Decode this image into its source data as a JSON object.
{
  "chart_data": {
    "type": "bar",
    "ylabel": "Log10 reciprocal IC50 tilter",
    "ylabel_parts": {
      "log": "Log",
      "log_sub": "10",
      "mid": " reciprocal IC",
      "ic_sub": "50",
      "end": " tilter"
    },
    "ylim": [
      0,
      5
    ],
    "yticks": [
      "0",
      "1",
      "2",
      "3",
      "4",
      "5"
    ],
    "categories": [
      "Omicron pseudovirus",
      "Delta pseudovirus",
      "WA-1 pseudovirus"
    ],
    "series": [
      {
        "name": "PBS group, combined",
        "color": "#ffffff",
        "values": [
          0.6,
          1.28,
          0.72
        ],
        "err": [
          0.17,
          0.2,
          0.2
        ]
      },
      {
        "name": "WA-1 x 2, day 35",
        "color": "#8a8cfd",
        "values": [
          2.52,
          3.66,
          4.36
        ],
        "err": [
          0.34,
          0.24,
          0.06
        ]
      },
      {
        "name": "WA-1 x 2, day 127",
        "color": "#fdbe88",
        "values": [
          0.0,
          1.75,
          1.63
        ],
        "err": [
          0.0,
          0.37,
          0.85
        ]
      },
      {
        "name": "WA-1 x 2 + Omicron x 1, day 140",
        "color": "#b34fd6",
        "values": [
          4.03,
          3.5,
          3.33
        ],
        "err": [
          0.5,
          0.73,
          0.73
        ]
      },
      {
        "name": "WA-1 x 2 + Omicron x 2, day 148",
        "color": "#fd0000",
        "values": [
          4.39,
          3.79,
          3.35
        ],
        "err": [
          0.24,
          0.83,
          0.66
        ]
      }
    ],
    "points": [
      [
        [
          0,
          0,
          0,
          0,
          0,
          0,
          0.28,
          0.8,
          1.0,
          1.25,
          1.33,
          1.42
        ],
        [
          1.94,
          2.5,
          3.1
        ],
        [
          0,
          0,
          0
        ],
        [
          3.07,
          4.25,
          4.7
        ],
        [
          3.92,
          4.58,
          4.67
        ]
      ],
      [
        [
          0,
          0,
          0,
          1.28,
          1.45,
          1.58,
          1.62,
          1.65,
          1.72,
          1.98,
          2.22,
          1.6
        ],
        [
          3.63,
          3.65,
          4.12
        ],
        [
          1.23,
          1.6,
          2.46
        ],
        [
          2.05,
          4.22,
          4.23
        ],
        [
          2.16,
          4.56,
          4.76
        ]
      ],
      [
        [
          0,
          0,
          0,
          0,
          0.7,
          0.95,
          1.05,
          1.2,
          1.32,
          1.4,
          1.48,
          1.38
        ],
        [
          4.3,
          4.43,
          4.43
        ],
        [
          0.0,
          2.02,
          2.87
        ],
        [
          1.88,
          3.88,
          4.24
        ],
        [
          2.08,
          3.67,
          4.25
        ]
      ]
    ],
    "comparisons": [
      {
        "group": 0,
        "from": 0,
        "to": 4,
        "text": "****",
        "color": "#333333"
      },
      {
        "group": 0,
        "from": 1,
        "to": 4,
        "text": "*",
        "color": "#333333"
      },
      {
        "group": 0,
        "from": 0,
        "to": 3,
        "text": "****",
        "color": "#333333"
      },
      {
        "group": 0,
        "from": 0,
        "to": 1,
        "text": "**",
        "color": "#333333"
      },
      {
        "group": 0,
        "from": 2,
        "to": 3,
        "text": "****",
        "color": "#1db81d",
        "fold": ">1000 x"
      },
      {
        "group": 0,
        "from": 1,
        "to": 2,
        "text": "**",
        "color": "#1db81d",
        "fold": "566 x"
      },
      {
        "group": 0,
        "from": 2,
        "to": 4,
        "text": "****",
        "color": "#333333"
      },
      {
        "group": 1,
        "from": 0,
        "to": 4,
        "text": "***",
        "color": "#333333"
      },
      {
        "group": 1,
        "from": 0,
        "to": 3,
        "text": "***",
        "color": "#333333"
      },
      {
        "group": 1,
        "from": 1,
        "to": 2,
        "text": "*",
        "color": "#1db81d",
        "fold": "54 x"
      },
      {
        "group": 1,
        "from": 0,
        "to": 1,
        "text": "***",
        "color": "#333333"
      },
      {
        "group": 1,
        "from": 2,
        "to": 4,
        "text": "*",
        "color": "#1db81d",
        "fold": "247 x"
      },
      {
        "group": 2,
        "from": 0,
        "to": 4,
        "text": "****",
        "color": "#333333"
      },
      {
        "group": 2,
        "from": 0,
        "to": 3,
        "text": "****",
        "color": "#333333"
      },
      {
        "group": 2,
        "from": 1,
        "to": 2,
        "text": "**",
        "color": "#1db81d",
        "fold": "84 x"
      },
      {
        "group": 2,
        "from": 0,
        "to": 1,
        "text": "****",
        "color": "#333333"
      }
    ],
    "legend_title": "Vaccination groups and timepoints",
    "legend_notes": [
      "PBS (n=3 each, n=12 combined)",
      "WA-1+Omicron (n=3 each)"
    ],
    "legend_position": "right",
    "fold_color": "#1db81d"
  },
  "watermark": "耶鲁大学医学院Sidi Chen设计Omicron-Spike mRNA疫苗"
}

### PROBLEM TO SOLVE
Could you copy each line from the listing that has the word "reciprocal" in it?

### ANSWER BELOW
    "ylabel": "Log10 reciprocal IC50 tilter",
      "mid": " reciprocal IC",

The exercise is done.